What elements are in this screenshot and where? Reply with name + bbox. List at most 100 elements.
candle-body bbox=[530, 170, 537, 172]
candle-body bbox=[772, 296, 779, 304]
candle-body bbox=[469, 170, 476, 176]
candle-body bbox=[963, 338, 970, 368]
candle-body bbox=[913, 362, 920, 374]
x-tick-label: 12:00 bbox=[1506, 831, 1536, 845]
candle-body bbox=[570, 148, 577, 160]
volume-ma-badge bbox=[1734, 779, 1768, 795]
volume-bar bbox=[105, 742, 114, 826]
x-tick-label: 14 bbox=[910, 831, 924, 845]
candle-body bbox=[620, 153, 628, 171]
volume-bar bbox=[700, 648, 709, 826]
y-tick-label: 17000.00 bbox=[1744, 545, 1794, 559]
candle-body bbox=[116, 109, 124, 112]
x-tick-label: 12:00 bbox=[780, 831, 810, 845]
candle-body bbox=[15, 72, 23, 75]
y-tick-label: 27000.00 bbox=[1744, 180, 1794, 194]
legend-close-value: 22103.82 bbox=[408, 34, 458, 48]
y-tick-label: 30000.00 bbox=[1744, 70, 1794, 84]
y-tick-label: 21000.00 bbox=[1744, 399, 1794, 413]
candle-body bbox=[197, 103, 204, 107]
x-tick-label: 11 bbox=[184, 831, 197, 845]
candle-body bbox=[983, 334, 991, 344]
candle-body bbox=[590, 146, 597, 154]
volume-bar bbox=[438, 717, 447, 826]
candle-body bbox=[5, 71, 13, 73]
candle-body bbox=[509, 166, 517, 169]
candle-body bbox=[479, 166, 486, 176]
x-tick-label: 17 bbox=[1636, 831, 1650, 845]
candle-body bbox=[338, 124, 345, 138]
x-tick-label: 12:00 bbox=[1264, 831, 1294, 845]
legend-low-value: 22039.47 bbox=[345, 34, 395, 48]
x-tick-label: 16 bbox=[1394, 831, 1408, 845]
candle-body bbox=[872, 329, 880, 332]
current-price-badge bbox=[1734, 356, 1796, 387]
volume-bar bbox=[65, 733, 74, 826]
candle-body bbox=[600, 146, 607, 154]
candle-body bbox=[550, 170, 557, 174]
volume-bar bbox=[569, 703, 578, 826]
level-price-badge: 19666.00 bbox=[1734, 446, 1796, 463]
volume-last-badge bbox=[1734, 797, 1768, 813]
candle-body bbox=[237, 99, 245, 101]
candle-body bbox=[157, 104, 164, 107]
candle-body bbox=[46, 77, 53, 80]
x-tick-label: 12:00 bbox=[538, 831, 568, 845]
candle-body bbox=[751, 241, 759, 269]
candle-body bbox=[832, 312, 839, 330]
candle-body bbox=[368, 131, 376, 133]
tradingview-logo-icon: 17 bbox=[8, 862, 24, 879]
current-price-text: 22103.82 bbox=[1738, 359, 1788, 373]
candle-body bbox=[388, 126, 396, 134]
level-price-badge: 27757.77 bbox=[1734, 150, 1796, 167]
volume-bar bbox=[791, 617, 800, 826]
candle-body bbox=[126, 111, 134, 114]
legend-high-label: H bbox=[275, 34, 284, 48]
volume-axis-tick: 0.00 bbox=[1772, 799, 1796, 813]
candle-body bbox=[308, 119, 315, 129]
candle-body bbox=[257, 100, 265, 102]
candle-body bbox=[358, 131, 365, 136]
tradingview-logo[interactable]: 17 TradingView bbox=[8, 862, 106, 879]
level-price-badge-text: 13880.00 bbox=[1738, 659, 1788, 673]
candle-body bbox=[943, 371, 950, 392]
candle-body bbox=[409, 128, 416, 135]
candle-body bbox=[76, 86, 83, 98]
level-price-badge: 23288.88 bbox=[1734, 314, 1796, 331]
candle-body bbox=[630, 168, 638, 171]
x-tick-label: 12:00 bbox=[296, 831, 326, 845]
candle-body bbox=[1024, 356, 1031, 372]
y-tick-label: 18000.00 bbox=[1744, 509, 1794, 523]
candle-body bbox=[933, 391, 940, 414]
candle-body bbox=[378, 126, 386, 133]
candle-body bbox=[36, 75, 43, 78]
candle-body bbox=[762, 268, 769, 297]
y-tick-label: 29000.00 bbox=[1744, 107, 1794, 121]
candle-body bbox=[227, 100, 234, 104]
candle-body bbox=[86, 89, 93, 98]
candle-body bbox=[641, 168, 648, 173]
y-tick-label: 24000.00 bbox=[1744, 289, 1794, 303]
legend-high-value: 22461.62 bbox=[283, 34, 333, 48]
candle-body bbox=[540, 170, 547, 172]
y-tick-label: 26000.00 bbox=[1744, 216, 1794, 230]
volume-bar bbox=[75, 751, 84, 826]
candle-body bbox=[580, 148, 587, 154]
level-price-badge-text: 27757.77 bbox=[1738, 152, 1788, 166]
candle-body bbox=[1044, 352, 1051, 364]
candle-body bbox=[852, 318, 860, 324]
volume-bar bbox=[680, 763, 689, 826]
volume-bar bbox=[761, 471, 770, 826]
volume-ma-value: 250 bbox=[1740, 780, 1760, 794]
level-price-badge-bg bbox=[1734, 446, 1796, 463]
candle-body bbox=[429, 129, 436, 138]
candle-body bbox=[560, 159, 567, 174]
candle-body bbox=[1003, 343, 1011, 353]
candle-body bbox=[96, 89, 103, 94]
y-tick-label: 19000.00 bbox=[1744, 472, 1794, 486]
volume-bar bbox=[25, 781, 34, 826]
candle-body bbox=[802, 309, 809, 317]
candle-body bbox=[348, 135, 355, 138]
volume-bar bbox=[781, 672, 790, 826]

-.-.-

**To be done:**
Reproduce the lines of the records above, swapping every occurrence of "volume-bar" for "volume-column" and leaving everything else as it is.

**Written solution:**
What elements are in this screenshot and where? Reply with name + bbox. List at most 100 elements.
candle-body bbox=[530, 170, 537, 172]
candle-body bbox=[772, 296, 779, 304]
candle-body bbox=[469, 170, 476, 176]
candle-body bbox=[963, 338, 970, 368]
candle-body bbox=[913, 362, 920, 374]
x-tick-label: 12:00 bbox=[1506, 831, 1536, 845]
candle-body bbox=[570, 148, 577, 160]
volume-ma-badge bbox=[1734, 779, 1768, 795]
volume-column bbox=[105, 742, 114, 826]
x-tick-label: 14 bbox=[910, 831, 924, 845]
candle-body bbox=[620, 153, 628, 171]
volume-column bbox=[700, 648, 709, 826]
y-tick-label: 17000.00 bbox=[1744, 545, 1794, 559]
candle-body bbox=[116, 109, 124, 112]
x-tick-label: 12:00 bbox=[780, 831, 810, 845]
candle-body bbox=[15, 72, 23, 75]
y-tick-label: 27000.00 bbox=[1744, 180, 1794, 194]
legend-close-value: 22103.82 bbox=[408, 34, 458, 48]
y-tick-label: 30000.00 bbox=[1744, 70, 1794, 84]
y-tick-label: 21000.00 bbox=[1744, 399, 1794, 413]
candle-body bbox=[197, 103, 204, 107]
x-tick-label: 11 bbox=[184, 831, 197, 845]
candle-body bbox=[983, 334, 991, 344]
candle-body bbox=[590, 146, 597, 154]
volume-column bbox=[438, 717, 447, 826]
candle-body bbox=[5, 71, 13, 73]
candle-body bbox=[509, 166, 517, 169]
candle-body bbox=[479, 166, 486, 176]
x-tick-label: 17 bbox=[1636, 831, 1650, 845]
candle-body bbox=[338, 124, 345, 138]
x-tick-label: 12:00 bbox=[1264, 831, 1294, 845]
legend-low-value: 22039.47 bbox=[345, 34, 395, 48]
x-tick-label: 16 bbox=[1394, 831, 1408, 845]
candle-body bbox=[872, 329, 880, 332]
current-price-badge bbox=[1734, 356, 1796, 387]
volume-column bbox=[65, 733, 74, 826]
candle-body bbox=[600, 146, 607, 154]
candle-body bbox=[550, 170, 557, 174]
volume-column bbox=[569, 703, 578, 826]
level-price-badge: 19666.00 bbox=[1734, 446, 1796, 463]
volume-last-badge bbox=[1734, 797, 1768, 813]
candle-body bbox=[237, 99, 245, 101]
candle-body bbox=[157, 104, 164, 107]
candle-body bbox=[46, 77, 53, 80]
x-tick-label: 12:00 bbox=[538, 831, 568, 845]
candle-body bbox=[751, 241, 759, 269]
candle-body bbox=[832, 312, 839, 330]
candle-body bbox=[368, 131, 376, 133]
tradingview-logo-icon: 17 bbox=[8, 862, 24, 879]
current-price-text: 22103.82 bbox=[1738, 359, 1788, 373]
candle-body bbox=[388, 126, 396, 134]
level-price-badge: 27757.77 bbox=[1734, 150, 1796, 167]
volume-column bbox=[791, 617, 800, 826]
candle-body bbox=[126, 111, 134, 114]
legend-high-label: H bbox=[275, 34, 284, 48]
volume-axis-tick: 0.00 bbox=[1772, 799, 1796, 813]
candle-body bbox=[308, 119, 315, 129]
candle-body bbox=[257, 100, 265, 102]
candle-body bbox=[358, 131, 365, 136]
tradingview-logo[interactable]: 17 TradingView bbox=[8, 862, 106, 879]
level-price-badge-text: 13880.00 bbox=[1738, 659, 1788, 673]
candle-body bbox=[943, 371, 950, 392]
candle-body bbox=[409, 128, 416, 135]
candle-body bbox=[76, 86, 83, 98]
level-price-badge: 23288.88 bbox=[1734, 314, 1796, 331]
candle-body bbox=[630, 168, 638, 171]
x-tick-label: 12:00 bbox=[296, 831, 326, 845]
candle-body bbox=[1024, 356, 1031, 372]
y-tick-label: 18000.00 bbox=[1744, 509, 1794, 523]
candle-body bbox=[933, 391, 940, 414]
candle-body bbox=[378, 126, 386, 133]
candle-body bbox=[36, 75, 43, 78]
candle-body bbox=[762, 268, 769, 297]
y-tick-label: 29000.00 bbox=[1744, 107, 1794, 121]
candle-body bbox=[227, 100, 234, 104]
candle-body bbox=[86, 89, 93, 98]
candle-body bbox=[641, 168, 648, 173]
y-tick-label: 24000.00 bbox=[1744, 289, 1794, 303]
legend-high-value: 22461.62 bbox=[283, 34, 333, 48]
candle-body bbox=[540, 170, 547, 172]
y-tick-label: 26000.00 bbox=[1744, 216, 1794, 230]
volume-column bbox=[75, 751, 84, 826]
candle-body bbox=[580, 148, 587, 154]
level-price-badge-text: 27757.77 bbox=[1738, 152, 1788, 166]
candle-body bbox=[1044, 352, 1051, 364]
candle-body bbox=[852, 318, 860, 324]
volume-column bbox=[680, 763, 689, 826]
volume-column bbox=[761, 471, 770, 826]
volume-ma-value: 250 bbox=[1740, 780, 1760, 794]
level-price-badge-bg bbox=[1734, 446, 1796, 463]
candle-body bbox=[429, 129, 436, 138]
candle-body bbox=[560, 159, 567, 174]
candle-body bbox=[1003, 343, 1011, 353]
candle-body bbox=[96, 89, 103, 94]
y-tick-label: 19000.00 bbox=[1744, 472, 1794, 486]
volume-column bbox=[25, 781, 34, 826]
candle-body bbox=[802, 309, 809, 317]
candle-body bbox=[348, 135, 355, 138]
volume-column bbox=[781, 672, 790, 826]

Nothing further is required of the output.